AUFGABEN
A - Warum lehnt Mohsen Charifi im Text über seine Gedichte die Bezeichnung „Liebesgedichte“ ab? Antworte in ein bis drei Sätzen.
B - Schreibe den Text über Mohsen Charifis Gedichte im Anschluss an seinen letzten Satz weiter.

TEXTAUSZUG
"""

Meine erste Ahnung erfuhr bald darauf Bestätigung: Mohsen Charifi dachte an eine Veröffentlichung eben jener Arbeiten. Bevor das Inhaltliche zur Sprache kam, weckte das Vorhaben selbst meine Neugierde: Was veranlasst einen Physiker und Psychologen, Liebesgedichte, die nicht in seiner Muttersprache, sondern in Deutsch verfasst sind, zu veröffentlichen?
 
Es seien, so Mohsen Charifi, sehr wohl Gedichte, die von dem Werdegang einer Liebe handelten - gegen die Klassifizierung als Liebesgedichte erhob er sofort Einspruch. Die Aufmerksamkeit würde möglicherweise in eine falsche Richtung gelenkt, sagte er, ein solches Etikett führe zu vorschnellen Zuordnungen, sein Anliegen sei ein anderes.

"""

QUELLDATEN
"""

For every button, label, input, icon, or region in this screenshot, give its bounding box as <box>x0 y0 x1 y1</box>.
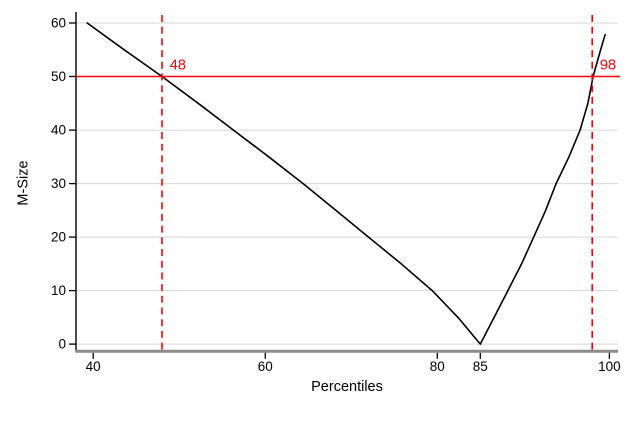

"""

GEORDNETE ERGEBNISSE
A - Er widerspricht dieser Einordnung, weil ein solches Etikett die Aufmerksamkeit möglicherweise in eine falsche Richtung lenken und zu vorschnellen Zuordnungen führen würde. Sein Anliegen sei ein anderes, obwohl die Gedichte vom Werdegang einer Liebe handeln.

B -
Es seien weder für sich allein der Psychologe in ihm, noch der Physiker, noch das Interesse an der Philosophie, die Zugang zu einem beliebigen Phänomen suchten, in diesem Fall zum Phänomen Liebe. Charifi betonte - und dabei formten seine Hände einen Raum -, dass vielmehr im Phänomen Liebe die gesamte Komplexität des Menschseins zum Ausdruck komme: nicht nur die Lust am Leben, die Poesie des Menschen und sein Schaffensdrang, sondern auch seine Ohnmacht, seine Isoliertheit und seine Sterblichkeit. Begriffe, die, von nur einer Disziplin ausgehend, nicht ausreichend gefüllt werden könnten, stellten sie doch so etwas wie Universalien dar. Liebesgedichte, schnell ins Private verbannt, würden dadurch ihrer eigentlichen Bedeutung beraubt. Dieser Verlust des Allgemeingültigen in der Liebe würde so die grundsätzliche Ablehnung einer vorschnellen Kategorisierung von Poesie - einer Lyrik - ebenso notwendig wie verständlich machen.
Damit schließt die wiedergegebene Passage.